Give every entry again, word for word.

[START OF Data extract]

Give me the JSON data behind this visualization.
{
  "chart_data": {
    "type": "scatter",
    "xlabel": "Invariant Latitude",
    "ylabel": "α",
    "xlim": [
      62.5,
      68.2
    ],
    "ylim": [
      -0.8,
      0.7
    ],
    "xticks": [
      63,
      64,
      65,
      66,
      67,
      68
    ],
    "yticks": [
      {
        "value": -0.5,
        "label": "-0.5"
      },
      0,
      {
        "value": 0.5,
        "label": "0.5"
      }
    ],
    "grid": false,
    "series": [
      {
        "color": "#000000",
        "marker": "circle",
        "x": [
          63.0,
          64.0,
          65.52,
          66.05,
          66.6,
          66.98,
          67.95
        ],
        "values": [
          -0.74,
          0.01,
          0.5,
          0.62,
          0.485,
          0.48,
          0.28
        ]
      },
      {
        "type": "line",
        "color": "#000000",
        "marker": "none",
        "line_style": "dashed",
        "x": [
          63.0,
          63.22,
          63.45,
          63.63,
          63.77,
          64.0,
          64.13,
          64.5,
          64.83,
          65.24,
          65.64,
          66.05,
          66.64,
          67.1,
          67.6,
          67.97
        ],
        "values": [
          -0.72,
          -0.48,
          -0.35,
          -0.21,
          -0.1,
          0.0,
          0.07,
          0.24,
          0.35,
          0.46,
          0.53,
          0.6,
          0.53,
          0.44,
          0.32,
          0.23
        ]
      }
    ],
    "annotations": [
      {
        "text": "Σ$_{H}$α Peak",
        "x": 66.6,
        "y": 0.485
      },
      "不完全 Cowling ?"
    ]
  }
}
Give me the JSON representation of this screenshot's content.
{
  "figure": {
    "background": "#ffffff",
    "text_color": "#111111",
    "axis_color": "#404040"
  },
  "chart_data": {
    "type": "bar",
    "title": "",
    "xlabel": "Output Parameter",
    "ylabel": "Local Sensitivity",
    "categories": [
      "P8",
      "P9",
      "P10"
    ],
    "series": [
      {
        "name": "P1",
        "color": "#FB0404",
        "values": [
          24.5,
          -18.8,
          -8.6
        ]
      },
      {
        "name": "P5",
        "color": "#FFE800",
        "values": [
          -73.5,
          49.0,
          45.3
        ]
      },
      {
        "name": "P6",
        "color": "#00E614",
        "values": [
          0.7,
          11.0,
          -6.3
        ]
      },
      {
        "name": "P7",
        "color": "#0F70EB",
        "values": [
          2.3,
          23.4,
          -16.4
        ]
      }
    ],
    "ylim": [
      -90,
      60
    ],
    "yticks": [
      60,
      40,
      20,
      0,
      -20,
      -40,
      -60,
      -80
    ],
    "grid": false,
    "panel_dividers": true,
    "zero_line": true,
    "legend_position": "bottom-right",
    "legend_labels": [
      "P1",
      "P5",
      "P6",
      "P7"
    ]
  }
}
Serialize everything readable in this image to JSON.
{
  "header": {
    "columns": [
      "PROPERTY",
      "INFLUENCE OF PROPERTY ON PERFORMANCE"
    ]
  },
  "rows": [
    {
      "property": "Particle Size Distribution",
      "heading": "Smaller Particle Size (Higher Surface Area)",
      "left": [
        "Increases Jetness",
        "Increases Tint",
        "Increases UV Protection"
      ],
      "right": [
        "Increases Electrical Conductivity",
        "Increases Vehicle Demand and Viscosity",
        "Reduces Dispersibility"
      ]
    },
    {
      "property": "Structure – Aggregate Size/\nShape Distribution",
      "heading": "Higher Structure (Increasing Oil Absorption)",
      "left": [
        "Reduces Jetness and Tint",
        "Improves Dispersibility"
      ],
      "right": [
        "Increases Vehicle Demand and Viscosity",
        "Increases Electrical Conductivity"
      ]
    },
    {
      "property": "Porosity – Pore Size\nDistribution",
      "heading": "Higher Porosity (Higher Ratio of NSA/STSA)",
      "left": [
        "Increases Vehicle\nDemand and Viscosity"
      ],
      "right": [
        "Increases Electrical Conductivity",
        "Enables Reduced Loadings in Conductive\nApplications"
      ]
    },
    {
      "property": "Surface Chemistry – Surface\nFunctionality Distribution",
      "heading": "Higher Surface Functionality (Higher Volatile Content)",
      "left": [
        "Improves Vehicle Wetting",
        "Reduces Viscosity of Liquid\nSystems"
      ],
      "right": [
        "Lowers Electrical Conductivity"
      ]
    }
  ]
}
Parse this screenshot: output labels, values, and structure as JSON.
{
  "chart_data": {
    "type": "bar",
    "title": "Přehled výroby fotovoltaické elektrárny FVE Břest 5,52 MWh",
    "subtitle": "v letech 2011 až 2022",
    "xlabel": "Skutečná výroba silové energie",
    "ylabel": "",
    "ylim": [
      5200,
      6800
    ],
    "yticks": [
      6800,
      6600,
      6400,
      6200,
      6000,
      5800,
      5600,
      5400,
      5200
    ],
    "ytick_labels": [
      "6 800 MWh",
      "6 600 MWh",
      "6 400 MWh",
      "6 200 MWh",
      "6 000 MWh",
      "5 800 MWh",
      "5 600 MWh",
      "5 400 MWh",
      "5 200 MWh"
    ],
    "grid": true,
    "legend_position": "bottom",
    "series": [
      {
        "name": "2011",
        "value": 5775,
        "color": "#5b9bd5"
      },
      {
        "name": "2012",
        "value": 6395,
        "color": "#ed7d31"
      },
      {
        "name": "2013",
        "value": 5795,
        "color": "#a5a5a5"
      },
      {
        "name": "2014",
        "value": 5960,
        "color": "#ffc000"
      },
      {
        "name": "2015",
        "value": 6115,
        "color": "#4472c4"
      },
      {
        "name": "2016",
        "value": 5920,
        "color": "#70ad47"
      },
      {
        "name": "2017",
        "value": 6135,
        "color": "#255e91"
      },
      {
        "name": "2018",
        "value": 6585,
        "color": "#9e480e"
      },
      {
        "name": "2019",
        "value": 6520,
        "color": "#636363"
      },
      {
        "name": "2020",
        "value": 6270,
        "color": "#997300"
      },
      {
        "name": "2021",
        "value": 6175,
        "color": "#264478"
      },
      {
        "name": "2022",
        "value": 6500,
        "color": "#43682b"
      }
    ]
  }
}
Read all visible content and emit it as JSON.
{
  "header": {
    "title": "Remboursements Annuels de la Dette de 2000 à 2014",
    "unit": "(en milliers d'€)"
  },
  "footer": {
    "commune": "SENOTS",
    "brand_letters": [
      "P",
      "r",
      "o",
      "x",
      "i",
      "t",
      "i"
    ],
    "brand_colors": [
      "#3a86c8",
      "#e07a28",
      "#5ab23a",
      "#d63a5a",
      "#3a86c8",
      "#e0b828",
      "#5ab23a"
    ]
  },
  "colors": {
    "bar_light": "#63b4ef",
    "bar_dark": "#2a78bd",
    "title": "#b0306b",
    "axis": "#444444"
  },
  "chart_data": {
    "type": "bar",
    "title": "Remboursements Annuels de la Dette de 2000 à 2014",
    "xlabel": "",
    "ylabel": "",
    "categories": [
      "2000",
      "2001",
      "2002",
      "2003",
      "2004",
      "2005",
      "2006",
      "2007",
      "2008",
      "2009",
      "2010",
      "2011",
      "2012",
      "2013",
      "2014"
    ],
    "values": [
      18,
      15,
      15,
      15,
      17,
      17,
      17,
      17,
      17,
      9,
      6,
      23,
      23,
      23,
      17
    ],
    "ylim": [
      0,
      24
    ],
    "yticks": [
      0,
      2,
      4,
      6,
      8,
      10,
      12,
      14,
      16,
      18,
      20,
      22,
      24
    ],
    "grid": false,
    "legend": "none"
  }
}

[END OF Data extract]

Answer to the exercise –
Give me the JSON data behind this visualization.
{
  "chart_data": {
    "type": "scatter",
    "xlabel": "Invariant Latitude",
    "ylabel": "α",
    "xlim": [
      62.5,
      68.2
    ],
    "ylim": [
      -0.8,
      0.7
    ],
    "xticks": [
      63,
      64,
      65,
      66,
      67,
      68
    ],
    "yticks": [
      {
        "value": -0.5,
        "label": "-0.5"
      },
      0,
      {
        "value": 0.5,
        "label": "0.5"
      }
    ],
    "grid": false,
    "series": [
      {
        "color": "#000000",
        "marker": "circle",
        "x": [
          63.0,
          64.0,
          65.52,
          66.05,
          66.6,
          66.98,
          67.95
        ],
        "values": [
          -0.74,
          0.01,
          0.5,
          0.62,
          0.485,
          0.48,
          0.28
        ]
      },
      {
        "type": "line",
        "color": "#000000",
        "marker": "none",
        "line_style": "dashed",
        "x": [
          63.0,
          63.22,
          63.45,
          63.63,
          63.77,
          64.0,
          64.13,
          64.5,
          64.83,
          65.24,
          65.64,
          66.05,
          66.64,
          67.1,
          67.6,
          67.97
        ],
        "values": [
          -0.72,
          -0.48,
          -0.35,
          -0.21,
          -0.1,
          0.0,
          0.07,
          0.24,
          0.35,
          0.46,
          0.53,
          0.6,
          0.53,
          0.44,
          0.32,
          0.23
        ]
      }
    ],
    "annotations": [
      {
        "text": "Σ$_{H}$α Peak",
        "x": 66.6,
        "y": 0.485
      },
      "不完全 Cowling ?"
    ]
  }
}
Give me the JSON representation of this screenshot's content.
{
  "figure": {
    "background": "#ffffff",
    "text_color": "#111111",
    "axis_color": "#404040"
  },
  "chart_data": {
    "type": "bar",
    "title": "",
    "xlabel": "Output Parameter",
    "ylabel": "Local Sensitivity",
    "categories": [
      "P8",
      "P9",
      "P10"
    ],
    "series": [
      {
        "name": "P1",
        "color": "#FB0404",
        "values": [
          24.5,
          -18.8,
          -8.6
        ]
      },
      {
        "name": "P5",
        "color": "#FFE800",
        "values": [
          -73.5,
          49.0,
          45.3
        ]
      },
      {
        "name": "P6",
        "color": "#00E614",
        "values": [
          0.7,
          11.0,
          -6.3
        ]
      },
      {
        "name": "P7",
        "color": "#0F70EB",
        "values": [
          2.3,
          23.4,
          -16.4
        ]
      }
    ],
    "ylim": [
      -90,
      60
    ],
    "yticks": [
      60,
      40,
      20,
      0,
      -20,
      -40,
      -60,
      -80
    ],
    "grid": false,
    "panel_dividers": true,
    "zero_line": true,
    "legend_position": "bottom-right",
    "legend_labels": [
      "P1",
      "P5",
      "P6",
      "P7"
    ]
  }
}
Serialize everything readable in this image to JSON.
{
  "header": {
    "columns": [
      "PROPERTY",
      "INFLUENCE OF PROPERTY ON PERFORMANCE"
    ]
  },
  "rows": [
    {
      "property": "Particle Size Distribution",
      "heading": "Smaller Particle Size (Higher Surface Area)",
      "left": [
        "Increases Jetness",
        "Increases Tint",
        "Increases UV Protection"
      ],
      "right": [
        "Increases Electrical Conductivity",
        "Increases Vehicle Demand and Viscosity",
        "Reduces Dispersibility"
      ]
    },
    {
      "property": "Structure – Aggregate Size/\nShape Distribution",
      "heading": "Higher Structure (Increasing Oil Absorption)",
      "left": [
        "Reduces Jetness and Tint",
        "Improves Dispersibility"
      ],
      "right": [
        "Increases Vehicle Demand and Viscosity",
        "Increases Electrical Conductivity"
      ]
    },
    {
      "property": "Porosity – Pore Size\nDistribution",
      "heading": "Higher Porosity (Higher Ratio of NSA/STSA)",
      "left": [
        "Increases Vehicle\nDemand and Viscosity"
      ],
      "right": [
        "Increases Electrical Conductivity",
        "Enables Reduced Loadings in Conductive\nApplications"
      ]
    },
    {
      "property": "Surface Chemistry – Surface\nFunctionality Distribution",
      "heading": "Higher Surface Functionality (Higher Volatile Content)",
      "left": [
        "Improves Vehicle Wetting",
        "Reduces Viscosity of Liquid\nSystems"
      ],
      "right": [
        "Lowers Electrical Conductivity"
      ]
    }
  ]
}
Parse this screenshot: output labels, values, and structure as JSON.
{
  "chart_data": {
    "type": "bar",
    "title": "Přehled výroby fotovoltaické elektrárny FVE Břest 5,52 MWh",
    "subtitle": "v letech 2011 až 2022",
    "xlabel": "Skutečná výroba silové energie",
    "ylabel": "",
    "ylim": [
      5200,
      6800
    ],
    "yticks": [
      6800,
      6600,
      6400,
      6200,
      6000,
      5800,
      5600,
      5400,
      5200
    ],
    "ytick_labels": [
      "6 800 MWh",
      "6 600 MWh",
      "6 400 MWh",
      "6 200 MWh",
      "6 000 MWh",
      "5 800 MWh",
      "5 600 MWh",
      "5 400 MWh",
      "5 200 MWh"
    ],
    "grid": true,
    "legend_position": "bottom",
    "series": [
      {
        "name": "2011",
        "value": 5775,
        "color": "#5b9bd5"
      },
      {
        "name": "2012",
        "value": 6395,
        "color": "#ed7d31"
      },
      {
        "name": "2013",
        "value": 5795,
        "color": "#a5a5a5"
      },
      {
        "name": "2014",
        "value": 5960,
        "color": "#ffc000"
      },
      {
        "name": "2015",
        "value": 6115,
        "color": "#4472c4"
      },
      {
        "name": "2016",
        "value": 5920,
        "color": "#70ad47"
      },
      {
        "name": "2017",
        "value": 6135,
        "color": "#255e91"
      },
      {
        "name": "2018",
        "value": 6585,
        "color": "#9e480e"
      },
      {
        "name": "2019",
        "value": 6520,
        "color": "#636363"
      },
      {
        "name": "2020",
        "value": 6270,
        "color": "#997300"
      },
      {
        "name": "2021",
        "value": 6175,
        "color": "#264478"
      },
      {
        "name": "2022",
        "value": 6500,
        "color": "#43682b"
      }
    ]
  }
}
Read all visible content and emit it as JSON.
{
  "header": {
    "title": "Remboursements Annuels de la Dette de 2000 à 2014",
    "unit": "(en milliers d'€)"
  },
  "footer": {
    "commune": "SENOTS",
    "brand_letters": [
      "P",
      "r",
      "o",
      "x",
      "i",
      "t",
      "i"
    ],
    "brand_colors": [
      "#3a86c8",
      "#e07a28",
      "#5ab23a",
      "#d63a5a",
      "#3a86c8",
      "#e0b828",
      "#5ab23a"
    ]
  },
  "colors": {
    "bar_light": "#63b4ef",
    "bar_dark": "#2a78bd",
    "title": "#b0306b",
    "axis": "#444444"
  },
  "chart_data": {
    "type": "bar",
    "title": "Remboursements Annuels de la Dette de 2000 à 2014",
    "xlabel": "",
    "ylabel": "",
    "categories": [
      "2000",
      "2001",
      "2002",
      "2003",
      "2004",
      "2005",
      "2006",
      "2007",
      "2008",
      "2009",
      "2010",
      "2011",
      "2012",
      "2013",
      "2014"
    ],
    "values": [
      18,
      15,
      15,
      15,
      17,
      17,
      17,
      17,
      17,
      9,
      6,
      23,
      23,
      23,
      17
    ],
    "ylim": [
      0,
      24
    ],
    "yticks": [
      0,
      2,
      4,
      6,
      8,
      10,
      12,
      14,
      16,
      18,
      20,
      22,
      24
    ],
    "grid": false,
    "legend": "none"
  }
}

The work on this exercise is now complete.